_Requirement_
Search the material for the string "past", then return every line where it is found.

_Extracted entries_
^^^^

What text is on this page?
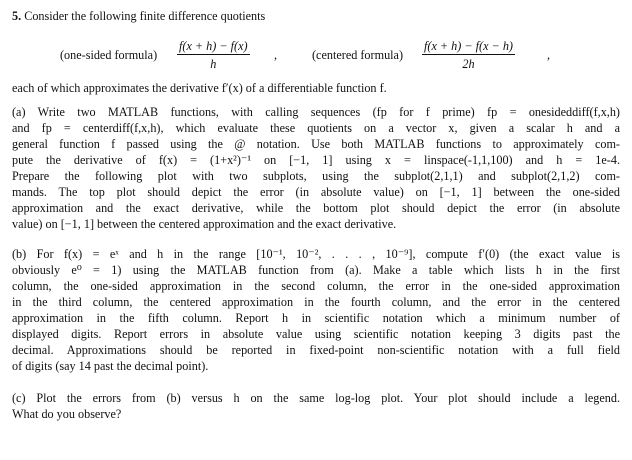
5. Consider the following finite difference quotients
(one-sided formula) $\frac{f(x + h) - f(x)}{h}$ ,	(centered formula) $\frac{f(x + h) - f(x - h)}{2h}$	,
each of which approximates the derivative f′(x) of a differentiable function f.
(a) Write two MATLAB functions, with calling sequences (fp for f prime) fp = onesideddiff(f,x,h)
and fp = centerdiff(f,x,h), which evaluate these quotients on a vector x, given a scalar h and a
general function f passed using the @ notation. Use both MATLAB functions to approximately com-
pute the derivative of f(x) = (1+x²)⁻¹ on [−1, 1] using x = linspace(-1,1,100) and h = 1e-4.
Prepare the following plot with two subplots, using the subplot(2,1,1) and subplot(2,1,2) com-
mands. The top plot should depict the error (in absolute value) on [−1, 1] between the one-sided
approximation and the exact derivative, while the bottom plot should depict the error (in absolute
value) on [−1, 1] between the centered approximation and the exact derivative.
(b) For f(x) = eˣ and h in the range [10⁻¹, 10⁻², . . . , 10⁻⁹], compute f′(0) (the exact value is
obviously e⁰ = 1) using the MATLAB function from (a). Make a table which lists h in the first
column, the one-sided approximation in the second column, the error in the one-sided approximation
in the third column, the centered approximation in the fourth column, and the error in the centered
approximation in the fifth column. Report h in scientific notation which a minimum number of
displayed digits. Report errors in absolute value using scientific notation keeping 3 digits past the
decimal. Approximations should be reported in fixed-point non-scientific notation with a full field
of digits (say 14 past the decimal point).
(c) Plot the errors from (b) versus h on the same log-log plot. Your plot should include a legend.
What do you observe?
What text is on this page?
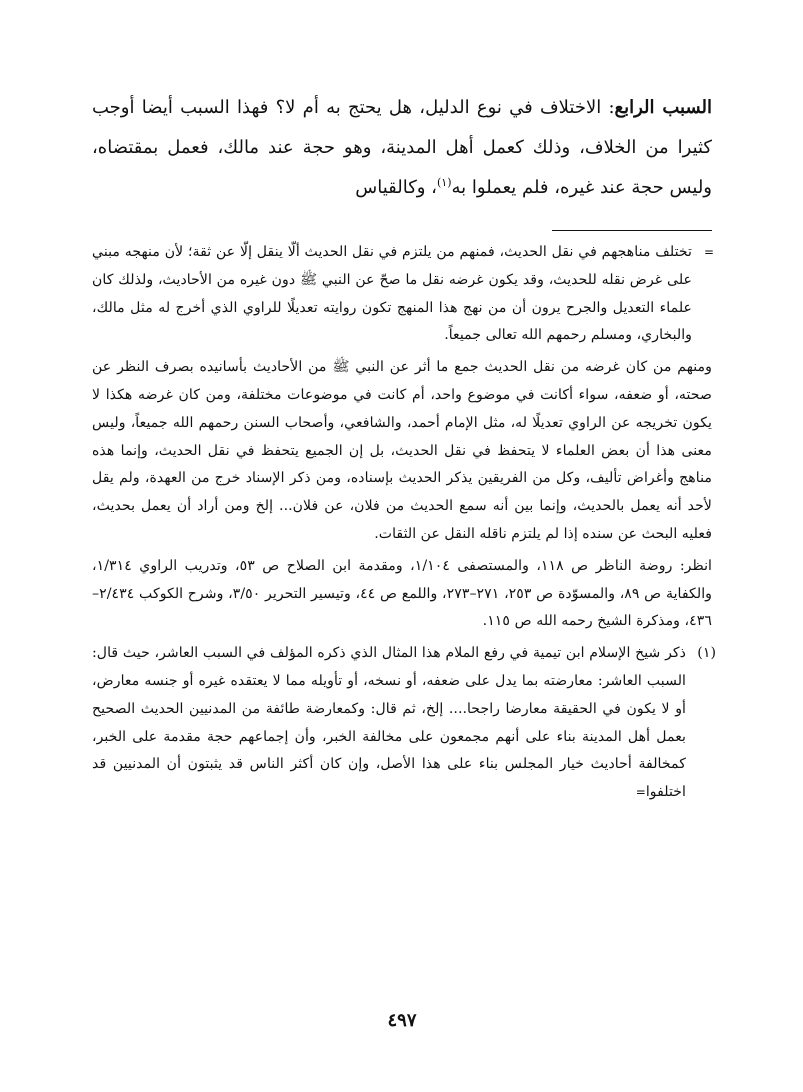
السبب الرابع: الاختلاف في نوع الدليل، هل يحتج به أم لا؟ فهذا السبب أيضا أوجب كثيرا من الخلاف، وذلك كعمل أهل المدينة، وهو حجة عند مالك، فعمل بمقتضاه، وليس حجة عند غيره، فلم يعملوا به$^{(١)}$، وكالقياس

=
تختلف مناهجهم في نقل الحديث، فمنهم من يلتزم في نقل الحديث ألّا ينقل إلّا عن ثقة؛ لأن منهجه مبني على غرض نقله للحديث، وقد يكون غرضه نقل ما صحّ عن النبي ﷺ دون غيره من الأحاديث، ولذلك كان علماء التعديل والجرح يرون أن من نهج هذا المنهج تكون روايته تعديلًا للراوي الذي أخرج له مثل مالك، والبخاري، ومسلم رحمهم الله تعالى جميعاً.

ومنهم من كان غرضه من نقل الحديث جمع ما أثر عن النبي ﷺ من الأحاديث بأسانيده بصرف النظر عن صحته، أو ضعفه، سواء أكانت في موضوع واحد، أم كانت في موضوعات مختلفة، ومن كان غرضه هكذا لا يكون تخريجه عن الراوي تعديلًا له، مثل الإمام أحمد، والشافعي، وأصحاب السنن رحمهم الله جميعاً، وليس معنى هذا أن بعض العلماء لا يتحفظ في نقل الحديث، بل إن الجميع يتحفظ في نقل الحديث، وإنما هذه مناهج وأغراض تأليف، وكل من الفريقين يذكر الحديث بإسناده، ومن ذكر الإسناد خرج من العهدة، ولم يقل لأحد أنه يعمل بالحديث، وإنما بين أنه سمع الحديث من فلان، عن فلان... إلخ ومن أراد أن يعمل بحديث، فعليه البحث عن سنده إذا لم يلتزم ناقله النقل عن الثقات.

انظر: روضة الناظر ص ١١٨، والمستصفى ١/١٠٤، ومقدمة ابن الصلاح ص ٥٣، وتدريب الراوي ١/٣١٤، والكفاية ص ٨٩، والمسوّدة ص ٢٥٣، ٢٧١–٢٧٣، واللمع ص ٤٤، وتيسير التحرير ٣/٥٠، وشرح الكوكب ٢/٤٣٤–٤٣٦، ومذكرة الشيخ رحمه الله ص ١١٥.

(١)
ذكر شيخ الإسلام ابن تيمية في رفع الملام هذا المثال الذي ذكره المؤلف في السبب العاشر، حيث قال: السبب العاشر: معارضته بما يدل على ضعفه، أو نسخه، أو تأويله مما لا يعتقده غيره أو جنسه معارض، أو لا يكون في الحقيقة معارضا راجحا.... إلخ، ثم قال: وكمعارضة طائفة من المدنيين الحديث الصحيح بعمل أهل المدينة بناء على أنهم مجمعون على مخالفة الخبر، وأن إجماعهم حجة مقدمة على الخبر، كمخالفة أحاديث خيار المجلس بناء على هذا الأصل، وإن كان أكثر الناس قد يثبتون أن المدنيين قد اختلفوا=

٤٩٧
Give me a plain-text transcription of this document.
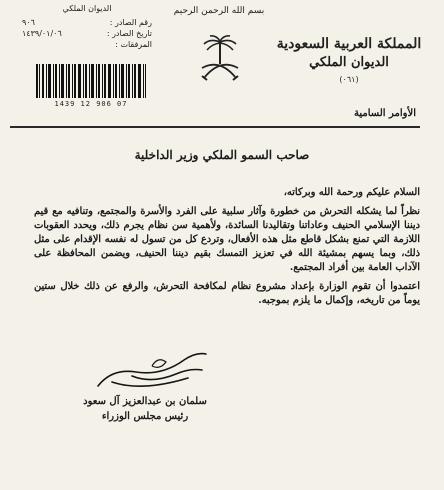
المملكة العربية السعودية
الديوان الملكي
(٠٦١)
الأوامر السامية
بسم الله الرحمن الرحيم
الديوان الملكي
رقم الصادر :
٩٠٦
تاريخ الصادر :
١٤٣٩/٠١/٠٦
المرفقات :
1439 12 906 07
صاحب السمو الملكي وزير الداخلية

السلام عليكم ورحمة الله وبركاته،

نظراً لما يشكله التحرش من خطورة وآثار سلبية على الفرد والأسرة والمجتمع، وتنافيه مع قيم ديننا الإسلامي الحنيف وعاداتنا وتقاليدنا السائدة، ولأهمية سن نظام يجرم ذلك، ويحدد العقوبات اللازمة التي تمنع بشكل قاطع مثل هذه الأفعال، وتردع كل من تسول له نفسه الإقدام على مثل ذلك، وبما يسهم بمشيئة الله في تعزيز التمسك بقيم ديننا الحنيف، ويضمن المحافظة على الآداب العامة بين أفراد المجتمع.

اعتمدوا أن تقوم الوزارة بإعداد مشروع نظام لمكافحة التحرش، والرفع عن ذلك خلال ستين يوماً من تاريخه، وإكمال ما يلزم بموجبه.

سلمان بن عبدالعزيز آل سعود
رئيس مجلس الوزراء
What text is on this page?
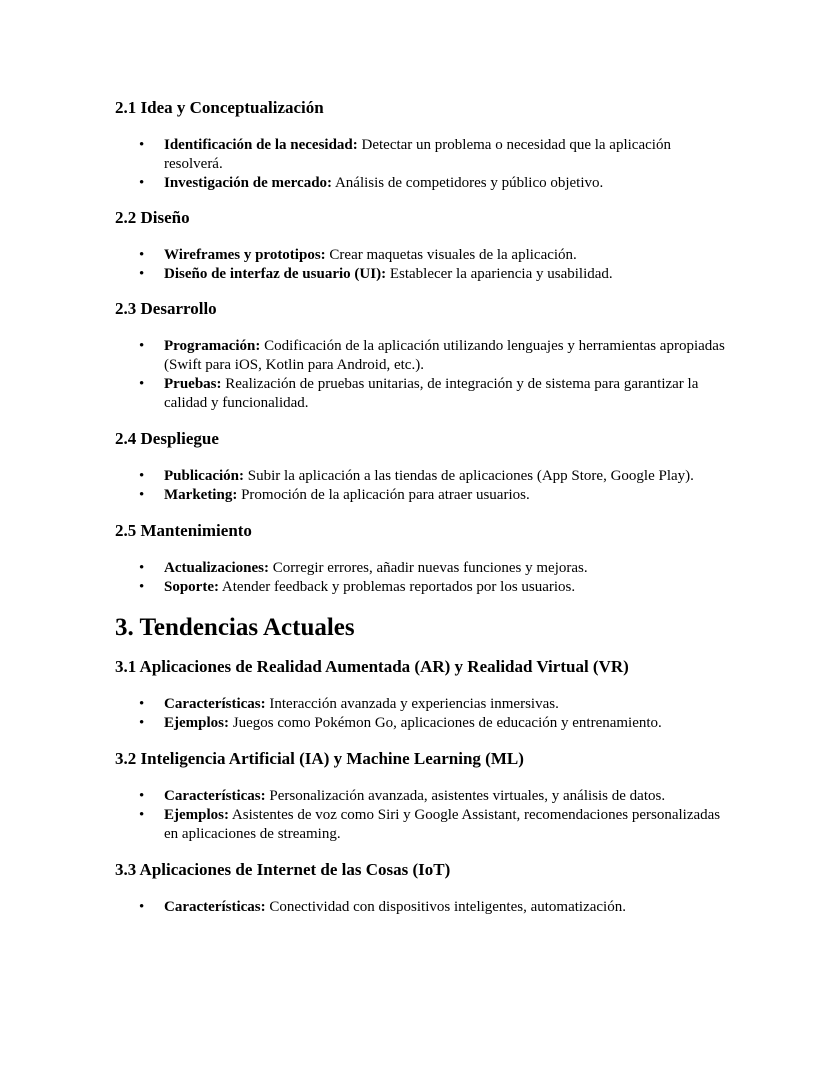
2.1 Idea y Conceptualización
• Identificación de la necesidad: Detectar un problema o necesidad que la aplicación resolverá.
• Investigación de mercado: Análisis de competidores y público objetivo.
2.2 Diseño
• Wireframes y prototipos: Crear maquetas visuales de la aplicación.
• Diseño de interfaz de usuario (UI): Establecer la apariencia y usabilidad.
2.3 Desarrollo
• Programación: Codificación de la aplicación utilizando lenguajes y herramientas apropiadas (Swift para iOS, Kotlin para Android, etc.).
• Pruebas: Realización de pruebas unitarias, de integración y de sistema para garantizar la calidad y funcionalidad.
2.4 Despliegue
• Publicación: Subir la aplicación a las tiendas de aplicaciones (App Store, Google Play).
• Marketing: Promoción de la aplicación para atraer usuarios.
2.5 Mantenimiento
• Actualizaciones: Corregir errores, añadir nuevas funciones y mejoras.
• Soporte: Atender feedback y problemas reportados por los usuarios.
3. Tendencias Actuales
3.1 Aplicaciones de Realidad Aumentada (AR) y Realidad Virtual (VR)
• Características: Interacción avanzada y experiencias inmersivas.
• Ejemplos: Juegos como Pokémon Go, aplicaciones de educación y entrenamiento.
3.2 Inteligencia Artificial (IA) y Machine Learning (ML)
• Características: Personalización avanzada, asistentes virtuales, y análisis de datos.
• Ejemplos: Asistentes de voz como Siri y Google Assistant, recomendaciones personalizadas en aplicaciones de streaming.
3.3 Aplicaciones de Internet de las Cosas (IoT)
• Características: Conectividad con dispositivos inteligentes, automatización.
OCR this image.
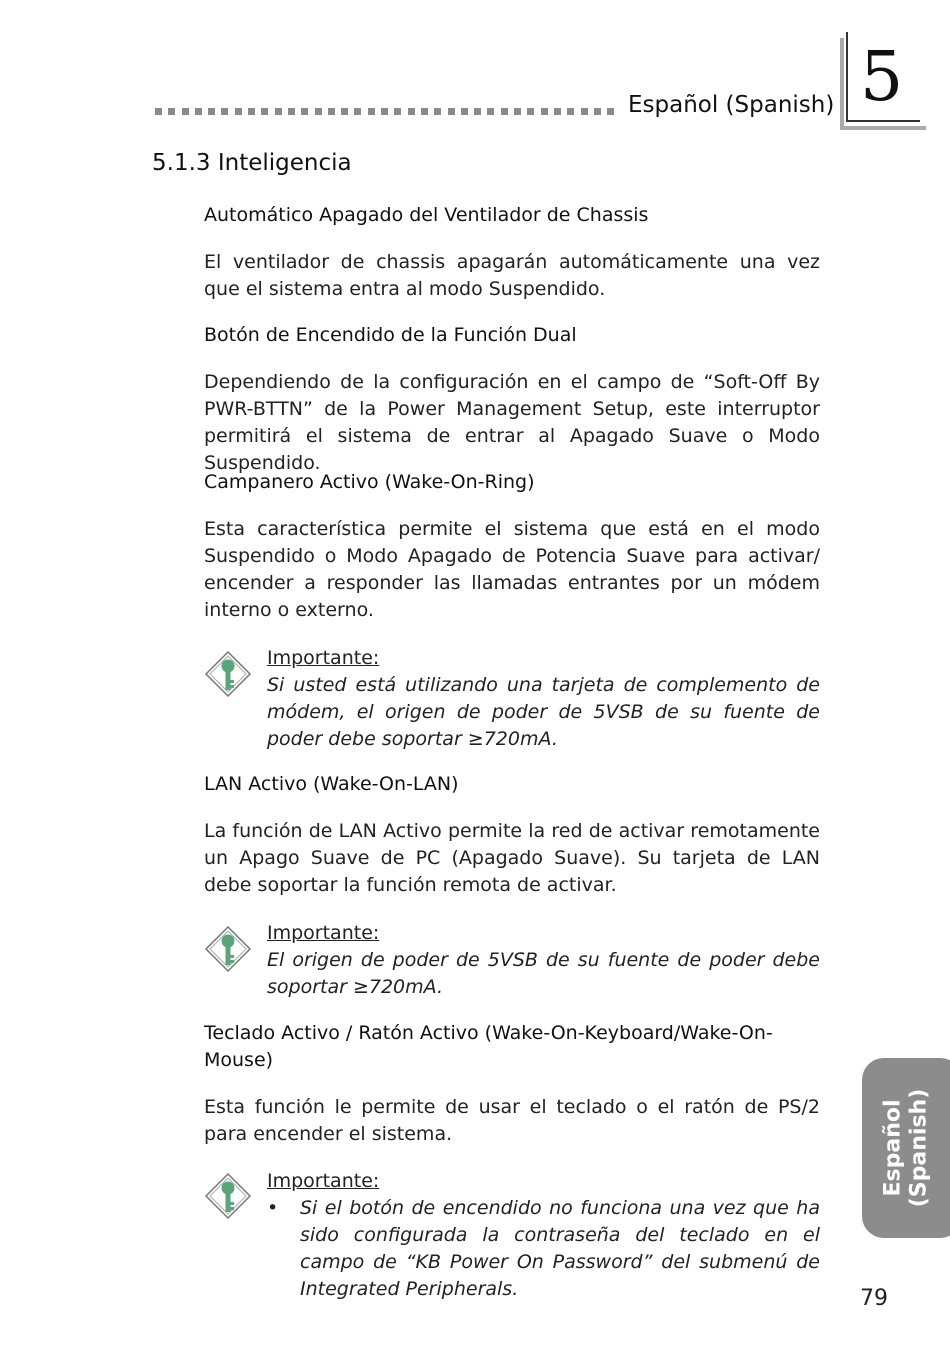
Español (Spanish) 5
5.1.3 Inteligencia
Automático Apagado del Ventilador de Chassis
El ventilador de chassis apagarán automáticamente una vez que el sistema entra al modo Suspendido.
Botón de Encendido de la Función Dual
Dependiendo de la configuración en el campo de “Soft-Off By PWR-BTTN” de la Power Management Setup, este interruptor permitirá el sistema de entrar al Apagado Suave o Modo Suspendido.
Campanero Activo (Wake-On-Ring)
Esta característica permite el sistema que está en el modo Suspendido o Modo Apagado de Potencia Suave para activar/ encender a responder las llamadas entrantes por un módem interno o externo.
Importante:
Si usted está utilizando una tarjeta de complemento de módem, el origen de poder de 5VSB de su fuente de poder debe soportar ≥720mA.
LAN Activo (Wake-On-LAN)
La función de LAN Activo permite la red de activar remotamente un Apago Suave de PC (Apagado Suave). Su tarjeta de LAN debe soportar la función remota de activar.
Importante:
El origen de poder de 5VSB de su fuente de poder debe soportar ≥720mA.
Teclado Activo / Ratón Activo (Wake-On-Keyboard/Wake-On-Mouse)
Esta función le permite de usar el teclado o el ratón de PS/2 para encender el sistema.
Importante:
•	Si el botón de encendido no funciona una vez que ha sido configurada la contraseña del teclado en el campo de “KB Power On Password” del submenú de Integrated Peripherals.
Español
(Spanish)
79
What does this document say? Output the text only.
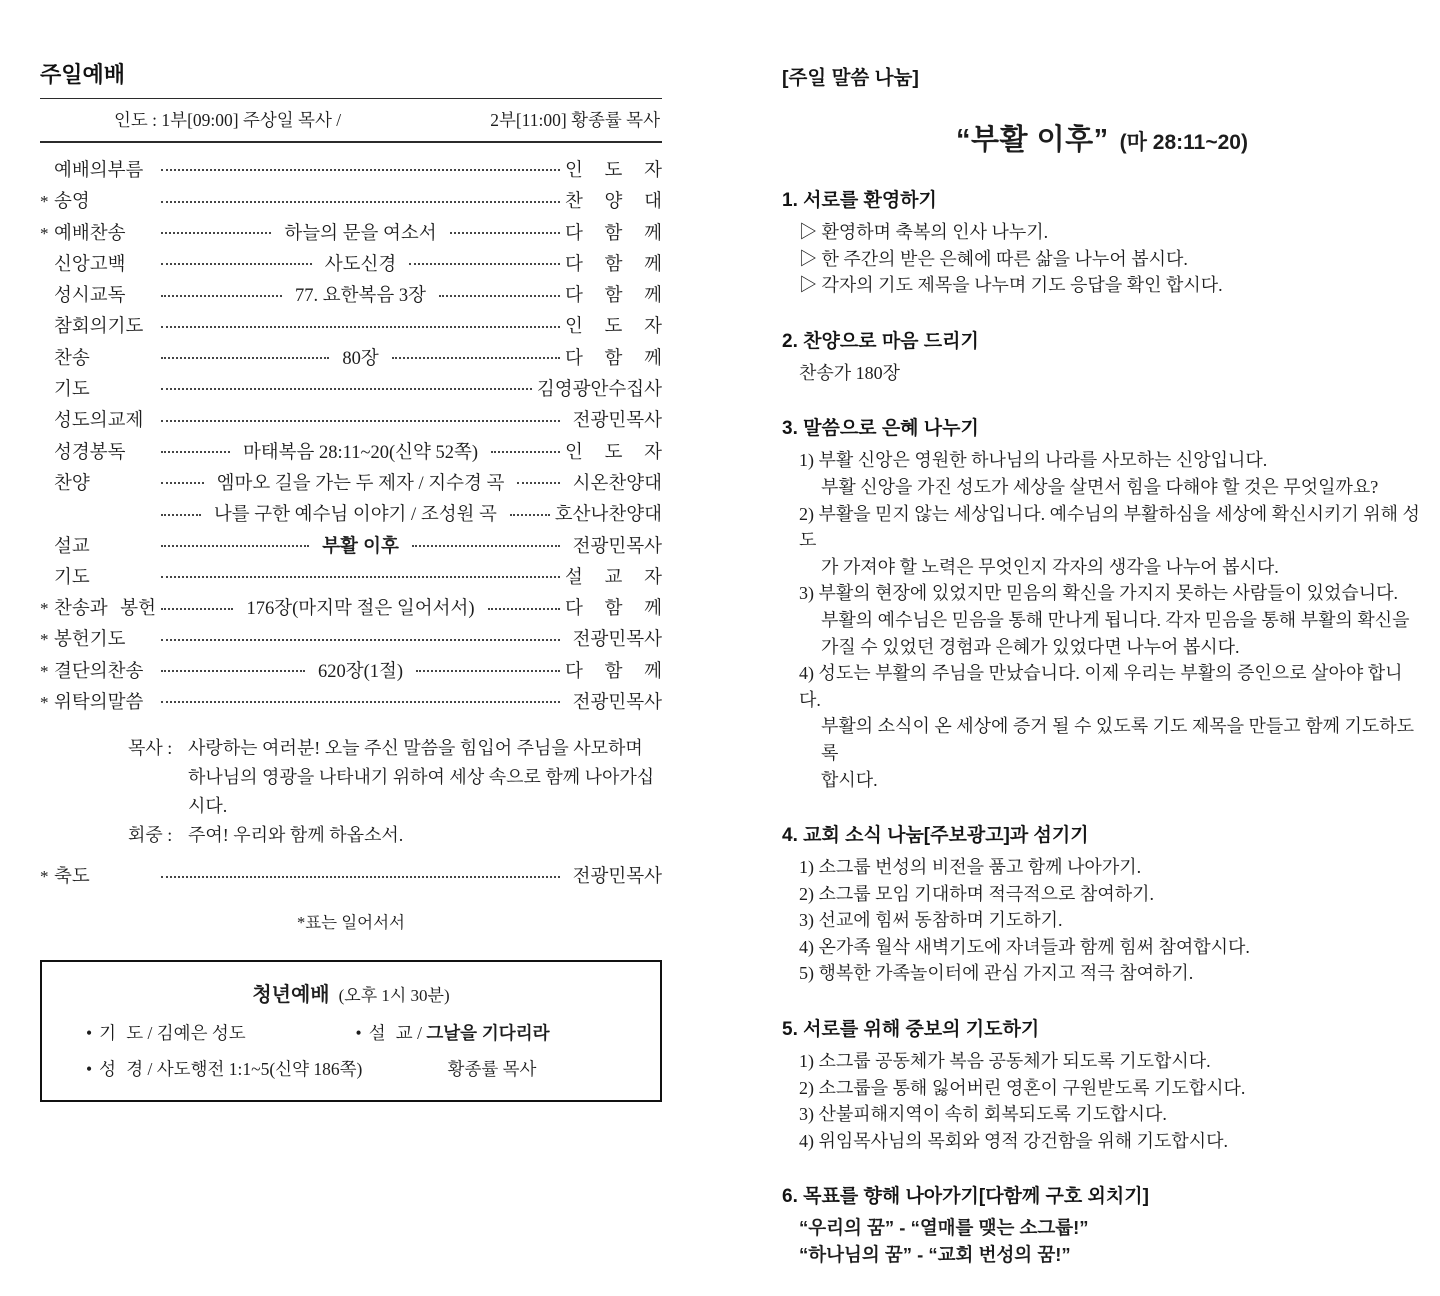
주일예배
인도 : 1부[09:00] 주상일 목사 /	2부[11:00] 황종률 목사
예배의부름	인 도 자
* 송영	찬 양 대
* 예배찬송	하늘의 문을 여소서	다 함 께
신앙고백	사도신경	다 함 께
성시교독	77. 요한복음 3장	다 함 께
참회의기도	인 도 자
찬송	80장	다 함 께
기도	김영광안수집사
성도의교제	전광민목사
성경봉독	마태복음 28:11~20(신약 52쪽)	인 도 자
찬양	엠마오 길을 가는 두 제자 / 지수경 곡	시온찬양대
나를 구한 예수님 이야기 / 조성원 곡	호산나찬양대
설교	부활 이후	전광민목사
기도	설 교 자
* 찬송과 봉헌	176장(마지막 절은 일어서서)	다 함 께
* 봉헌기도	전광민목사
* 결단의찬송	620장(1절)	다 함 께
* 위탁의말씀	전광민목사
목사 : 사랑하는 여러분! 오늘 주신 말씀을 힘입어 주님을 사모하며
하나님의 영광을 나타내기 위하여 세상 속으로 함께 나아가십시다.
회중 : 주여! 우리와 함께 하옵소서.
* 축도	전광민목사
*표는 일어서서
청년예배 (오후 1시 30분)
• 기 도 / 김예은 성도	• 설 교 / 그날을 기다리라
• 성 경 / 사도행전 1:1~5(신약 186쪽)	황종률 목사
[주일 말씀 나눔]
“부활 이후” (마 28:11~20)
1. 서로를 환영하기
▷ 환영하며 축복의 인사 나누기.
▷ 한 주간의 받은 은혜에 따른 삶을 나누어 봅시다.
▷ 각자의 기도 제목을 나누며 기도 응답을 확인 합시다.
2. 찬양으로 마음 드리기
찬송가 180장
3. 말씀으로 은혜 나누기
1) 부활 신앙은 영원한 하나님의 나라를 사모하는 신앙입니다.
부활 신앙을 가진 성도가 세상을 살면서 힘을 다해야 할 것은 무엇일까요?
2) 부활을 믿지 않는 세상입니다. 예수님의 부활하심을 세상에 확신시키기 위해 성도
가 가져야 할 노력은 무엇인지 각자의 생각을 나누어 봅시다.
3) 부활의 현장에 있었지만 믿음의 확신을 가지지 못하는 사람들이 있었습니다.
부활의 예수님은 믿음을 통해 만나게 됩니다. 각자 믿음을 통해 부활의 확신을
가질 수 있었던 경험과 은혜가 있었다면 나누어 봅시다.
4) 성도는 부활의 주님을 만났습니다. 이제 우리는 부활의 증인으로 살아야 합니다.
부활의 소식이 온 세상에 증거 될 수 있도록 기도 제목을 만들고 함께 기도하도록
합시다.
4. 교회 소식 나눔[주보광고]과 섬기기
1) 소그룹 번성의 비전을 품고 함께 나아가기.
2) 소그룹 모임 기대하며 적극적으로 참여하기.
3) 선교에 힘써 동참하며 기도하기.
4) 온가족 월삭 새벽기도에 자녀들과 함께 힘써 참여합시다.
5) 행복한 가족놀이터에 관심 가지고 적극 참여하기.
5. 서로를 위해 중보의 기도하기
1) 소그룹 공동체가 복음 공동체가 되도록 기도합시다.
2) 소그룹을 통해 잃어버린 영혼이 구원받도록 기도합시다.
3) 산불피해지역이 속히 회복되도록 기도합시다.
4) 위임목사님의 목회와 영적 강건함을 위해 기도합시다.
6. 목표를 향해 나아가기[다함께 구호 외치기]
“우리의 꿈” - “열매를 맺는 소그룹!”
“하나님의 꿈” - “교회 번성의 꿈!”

^^^^

_Complete response_
displayed digits. Report errors in absolute value using scientific notation keeping 3 digits past the
of digits (say 14 past the decimal point).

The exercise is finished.